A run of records
◆ ◆ ◆ ◆
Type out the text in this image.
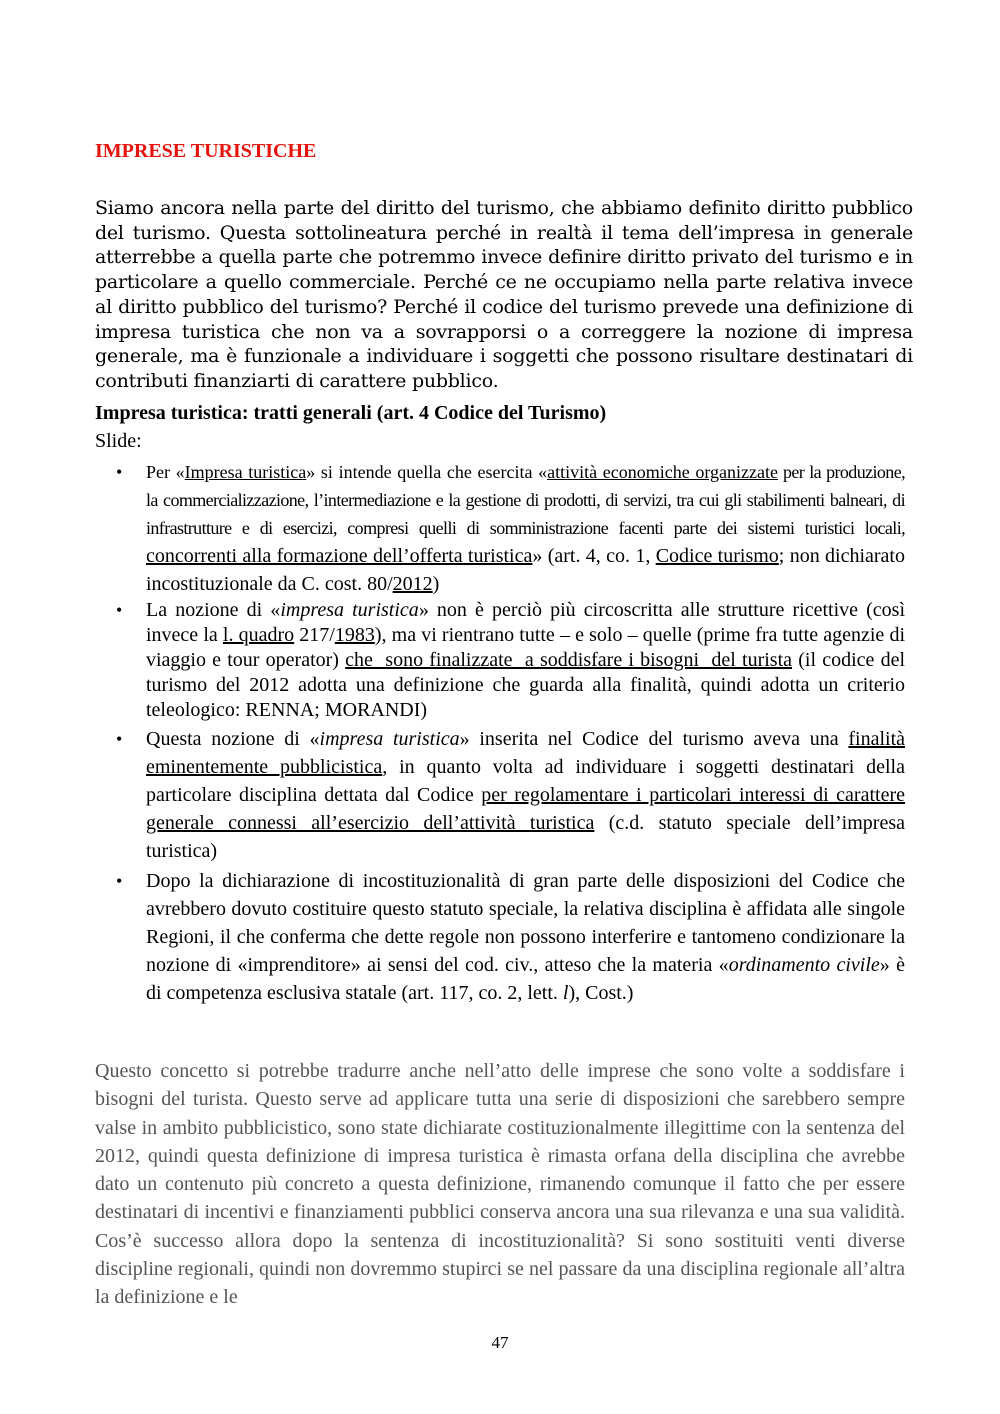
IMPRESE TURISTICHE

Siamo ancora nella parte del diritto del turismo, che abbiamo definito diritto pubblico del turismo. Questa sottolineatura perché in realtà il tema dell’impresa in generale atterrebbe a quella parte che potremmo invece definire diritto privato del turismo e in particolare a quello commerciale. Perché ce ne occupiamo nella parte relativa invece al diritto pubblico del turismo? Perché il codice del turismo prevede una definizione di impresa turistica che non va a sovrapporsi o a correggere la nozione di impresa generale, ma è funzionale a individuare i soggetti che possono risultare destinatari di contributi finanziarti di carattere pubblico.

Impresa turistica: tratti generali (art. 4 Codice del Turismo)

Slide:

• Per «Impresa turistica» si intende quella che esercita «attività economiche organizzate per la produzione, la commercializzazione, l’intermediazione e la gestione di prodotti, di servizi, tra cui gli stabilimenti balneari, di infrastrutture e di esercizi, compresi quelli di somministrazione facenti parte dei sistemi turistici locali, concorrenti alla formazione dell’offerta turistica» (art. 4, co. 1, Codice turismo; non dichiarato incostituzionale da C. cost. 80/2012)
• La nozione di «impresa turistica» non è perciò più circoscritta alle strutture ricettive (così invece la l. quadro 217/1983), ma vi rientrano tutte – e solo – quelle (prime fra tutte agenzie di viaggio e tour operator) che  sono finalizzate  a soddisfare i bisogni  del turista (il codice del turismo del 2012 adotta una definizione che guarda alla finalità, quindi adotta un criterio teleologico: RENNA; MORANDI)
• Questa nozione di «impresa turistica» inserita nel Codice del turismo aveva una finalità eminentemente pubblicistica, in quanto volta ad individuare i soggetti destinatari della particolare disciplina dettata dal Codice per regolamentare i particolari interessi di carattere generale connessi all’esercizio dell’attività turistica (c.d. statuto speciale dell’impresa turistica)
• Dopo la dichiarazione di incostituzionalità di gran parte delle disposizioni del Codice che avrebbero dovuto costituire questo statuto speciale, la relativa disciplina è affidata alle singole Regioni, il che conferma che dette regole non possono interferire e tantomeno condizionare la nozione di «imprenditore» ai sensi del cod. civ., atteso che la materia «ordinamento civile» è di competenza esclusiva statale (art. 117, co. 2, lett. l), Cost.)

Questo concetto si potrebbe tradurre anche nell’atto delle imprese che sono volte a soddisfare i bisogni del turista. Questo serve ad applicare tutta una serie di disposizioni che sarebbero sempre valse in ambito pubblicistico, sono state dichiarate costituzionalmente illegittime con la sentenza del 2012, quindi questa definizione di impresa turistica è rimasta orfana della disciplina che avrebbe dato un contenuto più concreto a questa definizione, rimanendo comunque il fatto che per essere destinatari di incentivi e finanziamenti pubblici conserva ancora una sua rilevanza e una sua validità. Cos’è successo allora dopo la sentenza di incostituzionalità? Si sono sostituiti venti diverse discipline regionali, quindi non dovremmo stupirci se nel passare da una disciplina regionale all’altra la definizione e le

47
◆ ◆ ◆ ◆
* **Task goal**
Reproduce all of the material exactly, apart from the pictures.

* **Solution to this task**
Type out the text in this image.
IMPRESE TURISTICHE

Siamo ancora nella parte del diritto del turismo, che abbiamo definito diritto pubblico del turismo. Questa sottolineatura perché in realtà il tema dell’impresa in generale atterrebbe a quella parte che potremmo invece definire diritto privato del turismo e in particolare a quello commerciale. Perché ce ne occupiamo nella parte relativa invece al diritto pubblico del turismo? Perché il codice del turismo prevede una definizione di impresa turistica che non va a sovrapporsi o a correggere la nozione di impresa generale, ma è funzionale a individuare i soggetti che possono risultare destinatari di contributi finanziarti di carattere pubblico.

Impresa turistica: tratti generali (art. 4 Codice del Turismo)

Slide:

• Per «Impresa turistica» si intende quella che esercita «attività economiche organizzate per la produzione, la commercializzazione, l’intermediazione e la gestione di prodotti, di servizi, tra cui gli stabilimenti balneari, di infrastrutture e di esercizi, compresi quelli di somministrazione facenti parte dei sistemi turistici locali, concorrenti alla formazione dell’offerta turistica» (art. 4, co. 1, Codice turismo; non dichiarato incostituzionale da C. cost. 80/2012)
• La nozione di «impresa turistica» non è perciò più circoscritta alle strutture ricettive (così invece la l. quadro 217/1983), ma vi rientrano tutte – e solo – quelle (prime fra tutte agenzie di viaggio e tour operator) che  sono finalizzate  a soddisfare i bisogni  del turista (il codice del turismo del 2012 adotta una definizione che guarda alla finalità, quindi adotta un criterio teleologico: RENNA; MORANDI)
• Questa nozione di «impresa turistica» inserita nel Codice del turismo aveva una finalità eminentemente pubblicistica, in quanto volta ad individuare i soggetti destinatari della particolare disciplina dettata dal Codice per regolamentare i particolari interessi di carattere generale connessi all’esercizio dell’attività turistica (c.d. statuto speciale dell’impresa turistica)
• Dopo la dichiarazione di incostituzionalità di gran parte delle disposizioni del Codice che avrebbero dovuto costituire questo statuto speciale, la relativa disciplina è affidata alle singole Regioni, il che conferma che dette regole non possono interferire e tantomeno condizionare la nozione di «imprenditore» ai sensi del cod. civ., atteso che la materia «ordinamento civile» è di competenza esclusiva statale (art. 117, co. 2, lett. l), Cost.)

Questo concetto si potrebbe tradurre anche nell’atto delle imprese che sono volte a soddisfare i bisogni del turista. Questo serve ad applicare tutta una serie di disposizioni che sarebbero sempre valse in ambito pubblicistico, sono state dichiarate costituzionalmente illegittime con la sentenza del 2012, quindi questa definizione di impresa turistica è rimasta orfana della disciplina che avrebbe dato un contenuto più concreto a questa definizione, rimanendo comunque il fatto che per essere destinatari di incentivi e finanziamenti pubblici conserva ancora una sua rilevanza e una sua validità. Cos’è successo allora dopo la sentenza di incostituzionalità? Si sono sostituiti venti diverse discipline regionali, quindi non dovremmo stupirci se nel passare da una disciplina regionale all’altra la definizione e le

47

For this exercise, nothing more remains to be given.